TO DO:
From the listing that follows, extract every line and set it down unaltered.

>>>>>

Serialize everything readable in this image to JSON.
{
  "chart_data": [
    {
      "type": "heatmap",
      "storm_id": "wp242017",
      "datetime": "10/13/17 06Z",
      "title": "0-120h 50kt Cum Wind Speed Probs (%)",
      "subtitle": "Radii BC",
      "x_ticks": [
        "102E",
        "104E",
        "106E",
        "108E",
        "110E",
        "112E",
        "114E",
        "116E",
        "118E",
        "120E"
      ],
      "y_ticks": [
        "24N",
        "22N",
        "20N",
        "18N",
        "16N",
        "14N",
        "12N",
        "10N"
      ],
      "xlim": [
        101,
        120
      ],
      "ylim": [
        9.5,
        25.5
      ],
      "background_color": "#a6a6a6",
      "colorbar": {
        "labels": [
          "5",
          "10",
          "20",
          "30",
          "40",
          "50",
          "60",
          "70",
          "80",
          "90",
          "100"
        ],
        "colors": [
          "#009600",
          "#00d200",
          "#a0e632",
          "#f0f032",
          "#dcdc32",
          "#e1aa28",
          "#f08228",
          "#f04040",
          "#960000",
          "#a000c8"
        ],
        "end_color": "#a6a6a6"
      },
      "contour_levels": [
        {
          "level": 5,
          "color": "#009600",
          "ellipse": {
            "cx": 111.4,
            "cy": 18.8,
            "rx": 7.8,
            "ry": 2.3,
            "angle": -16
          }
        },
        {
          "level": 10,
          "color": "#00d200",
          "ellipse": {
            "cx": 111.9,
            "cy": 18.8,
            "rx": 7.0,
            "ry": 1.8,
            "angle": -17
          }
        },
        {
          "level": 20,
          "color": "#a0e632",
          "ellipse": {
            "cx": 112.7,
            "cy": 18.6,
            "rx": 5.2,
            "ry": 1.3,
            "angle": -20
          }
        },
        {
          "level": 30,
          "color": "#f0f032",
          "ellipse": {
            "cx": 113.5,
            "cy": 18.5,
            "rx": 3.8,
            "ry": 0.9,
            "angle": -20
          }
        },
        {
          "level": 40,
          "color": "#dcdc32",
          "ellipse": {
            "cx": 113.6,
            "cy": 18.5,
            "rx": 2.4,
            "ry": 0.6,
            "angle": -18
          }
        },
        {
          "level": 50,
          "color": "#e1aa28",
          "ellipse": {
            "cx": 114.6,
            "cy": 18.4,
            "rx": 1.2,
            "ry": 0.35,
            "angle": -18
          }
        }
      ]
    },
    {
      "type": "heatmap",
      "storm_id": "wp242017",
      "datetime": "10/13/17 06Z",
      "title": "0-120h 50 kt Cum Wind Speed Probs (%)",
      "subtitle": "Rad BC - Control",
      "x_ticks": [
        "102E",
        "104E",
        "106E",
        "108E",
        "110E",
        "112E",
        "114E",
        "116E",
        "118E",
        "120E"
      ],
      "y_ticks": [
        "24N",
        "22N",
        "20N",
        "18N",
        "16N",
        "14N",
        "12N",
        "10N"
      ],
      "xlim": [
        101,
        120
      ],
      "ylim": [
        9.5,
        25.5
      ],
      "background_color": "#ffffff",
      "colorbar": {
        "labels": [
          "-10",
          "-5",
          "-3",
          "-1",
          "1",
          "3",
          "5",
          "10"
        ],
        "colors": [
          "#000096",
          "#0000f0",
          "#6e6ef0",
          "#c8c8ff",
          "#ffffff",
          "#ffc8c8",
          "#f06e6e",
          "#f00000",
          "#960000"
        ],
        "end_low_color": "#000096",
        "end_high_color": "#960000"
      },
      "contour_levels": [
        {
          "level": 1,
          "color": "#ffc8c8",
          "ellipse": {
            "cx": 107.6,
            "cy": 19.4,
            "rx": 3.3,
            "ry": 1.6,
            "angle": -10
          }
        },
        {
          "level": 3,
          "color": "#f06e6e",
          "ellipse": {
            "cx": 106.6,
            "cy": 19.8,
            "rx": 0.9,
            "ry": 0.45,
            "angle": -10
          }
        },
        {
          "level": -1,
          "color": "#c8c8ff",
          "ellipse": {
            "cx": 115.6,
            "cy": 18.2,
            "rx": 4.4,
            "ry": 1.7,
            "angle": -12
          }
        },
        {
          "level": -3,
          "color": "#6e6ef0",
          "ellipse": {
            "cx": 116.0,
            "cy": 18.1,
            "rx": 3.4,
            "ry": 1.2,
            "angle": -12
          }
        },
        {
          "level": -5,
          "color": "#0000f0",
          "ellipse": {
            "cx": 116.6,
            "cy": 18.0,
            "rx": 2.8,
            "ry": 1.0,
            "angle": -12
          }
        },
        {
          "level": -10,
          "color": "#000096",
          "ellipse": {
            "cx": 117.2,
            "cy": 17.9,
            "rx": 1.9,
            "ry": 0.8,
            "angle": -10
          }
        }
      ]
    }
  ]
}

<<<<<

ANSWER TO THIS EXERCISE:
Serialize everything readable in this image to JSON.
{
  "chart_data": [
    {
      "type": "heatmap",
      "storm_id": "wp242017",
      "datetime": "10/13/17 06Z",
      "title": "0-120h 50kt Cum Wind Speed Probs (%)",
      "subtitle": "Radii BC",
      "x_ticks": [
        "102E",
        "104E",
        "106E",
        "108E",
        "110E",
        "112E",
        "114E",
        "116E",
        "118E",
        "120E"
      ],
      "y_ticks": [
        "24N",
        "22N",
        "20N",
        "18N",
        "16N",
        "14N",
        "12N",
        "10N"
      ],
      "xlim": [
        101,
        120
      ],
      "ylim": [
        9.5,
        25.5
      ],
      "background_color": "#a6a6a6",
      "colorbar": {
        "labels": [
          "5",
          "10",
          "20",
          "30",
          "40",
          "50",
          "60",
          "70",
          "80",
          "90",
          "100"
        ],
        "colors": [
          "#009600",
          "#00d200",
          "#a0e632",
          "#f0f032",
          "#dcdc32",
          "#e1aa28",
          "#f08228",
          "#f04040",
          "#960000",
          "#a000c8"
        ],
        "end_color": "#a6a6a6"
      },
      "contour_levels": [
        {
          "level": 5,
          "color": "#009600",
          "ellipse": {
            "cx": 111.4,
            "cy": 18.8,
            "rx": 7.8,
            "ry": 2.3,
            "angle": -16
          }
        },
        {
          "level": 10,
          "color": "#00d200",
          "ellipse": {
            "cx": 111.9,
            "cy": 18.8,
            "rx": 7.0,
            "ry": 1.8,
            "angle": -17
          }
        },
        {
          "level": 20,
          "color": "#a0e632",
          "ellipse": {
            "cx": 112.7,
            "cy": 18.6,
            "rx": 5.2,
            "ry": 1.3,
            "angle": -20
          }
        },
        {
          "level": 30,
          "color": "#f0f032",
          "ellipse": {
            "cx": 113.5,
            "cy": 18.5,
            "rx": 3.8,
            "ry": 0.9,
            "angle": -20
          }
        },
        {
          "level": 40,
          "color": "#dcdc32",
          "ellipse": {
            "cx": 113.6,
            "cy": 18.5,
            "rx": 2.4,
            "ry": 0.6,
            "angle": -18
          }
        },
        {
          "level": 50,
          "color": "#e1aa28",
          "ellipse": {
            "cx": 114.6,
            "cy": 18.4,
            "rx": 1.2,
            "ry": 0.35,
            "angle": -18
          }
        }
      ]
    },
    {
      "type": "heatmap",
      "storm_id": "wp242017",
      "datetime": "10/13/17 06Z",
      "title": "0-120h 50 kt Cum Wind Speed Probs (%)",
      "subtitle": "Rad BC - Control",
      "x_ticks": [
        "102E",
        "104E",
        "106E",
        "108E",
        "110E",
        "112E",
        "114E",
        "116E",
        "118E",
        "120E"
      ],
      "y_ticks": [
        "24N",
        "22N",
        "20N",
        "18N",
        "16N",
        "14N",
        "12N",
        "10N"
      ],
      "xlim": [
        101,
        120
      ],
      "ylim": [
        9.5,
        25.5
      ],
      "background_color": "#ffffff",
      "colorbar": {
        "labels": [
          "-10",
          "-5",
          "-3",
          "-1",
          "1",
          "3",
          "5",
          "10"
        ],
        "colors": [
          "#000096",
          "#0000f0",
          "#6e6ef0",
          "#c8c8ff",
          "#ffffff",
          "#ffc8c8",
          "#f06e6e",
          "#f00000",
          "#960000"
        ],
        "end_low_color": "#000096",
        "end_high_color": "#960000"
      },
      "contour_levels": [
        {
          "level": 1,
          "color": "#ffc8c8",
          "ellipse": {
            "cx": 107.6,
            "cy": 19.4,
            "rx": 3.3,
            "ry": 1.6,
            "angle": -10
          }
        },
        {
          "level": 3,
          "color": "#f06e6e",
          "ellipse": {
            "cx": 106.6,
            "cy": 19.8,
            "rx": 0.9,
            "ry": 0.45,
            "angle": -10
          }
        },
        {
          "level": -1,
          "color": "#c8c8ff",
          "ellipse": {
            "cx": 115.6,
            "cy": 18.2,
            "rx": 4.4,
            "ry": 1.7,
            "angle": -12
          }
        },
        {
          "level": -3,
          "color": "#6e6ef0",
          "ellipse": {
            "cx": 116.0,
            "cy": 18.1,
            "rx": 3.4,
            "ry": 1.2,
            "angle": -12
          }
        },
        {
          "level": -5,
          "color": "#0000f0",
          "ellipse": {
            "cx": 116.6,
            "cy": 18.0,
            "rx": 2.8,
            "ry": 1.0,
            "angle": -12
          }
        },
        {
          "level": -10,
          "color": "#000096",
          "ellipse": {
            "cx": 117.2,
            "cy": 17.9,
            "rx": 1.9,
            "ry": 0.8,
            "angle": -10
          }
        }
      ]
    }
  ]
}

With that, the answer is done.